- PROBLEM DETAILS
Without including any pictures, copy each entry below exactly.

Records drawn from a dataset:
.....
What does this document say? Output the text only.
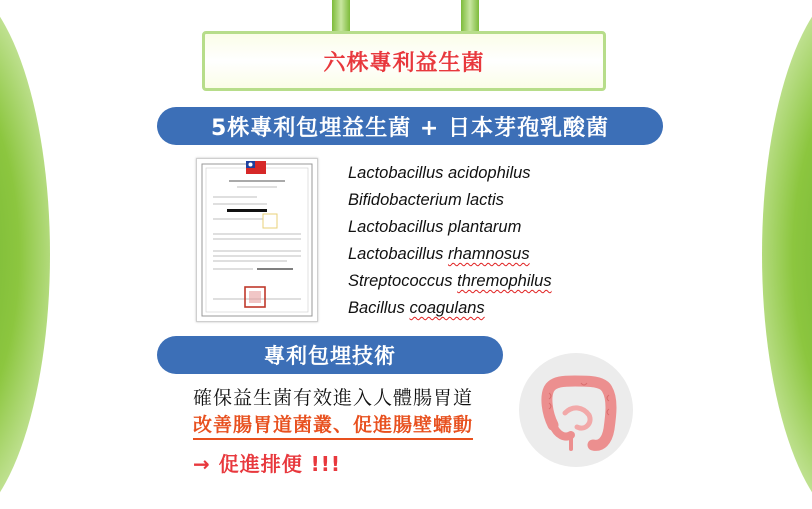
六株專利益生菌
5株專利包埋益生菌 + 日本芽孢乳酸菌
Lactobacillus acidophilus
Bifidobacterium lactis
Lactobacillus plantarum
Lactobacillus rhamnosus
Streptococcus thremophilus
Bacillus coagulans
專利包埋技術
確保益生菌有效進入人體腸胃道
改善腸胃道菌叢、促進腸壁蠕動
→ 促進排便 !!!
.....
- ANSWER SECTION
What does this document say? Output the text only.
六株專利益生菌
5株專利包埋益生菌 + 日本芽孢乳酸菌
Lactobacillus acidophilus
Bifidobacterium lactis
Lactobacillus plantarum
Lactobacillus rhamnosus
Streptococcus thremophilus
Bacillus coagulans
專利包埋技術
確保益生菌有效進入人體腸胃道
改善腸胃道菌叢、促進腸壁蠕動
→ 促進排便 !!!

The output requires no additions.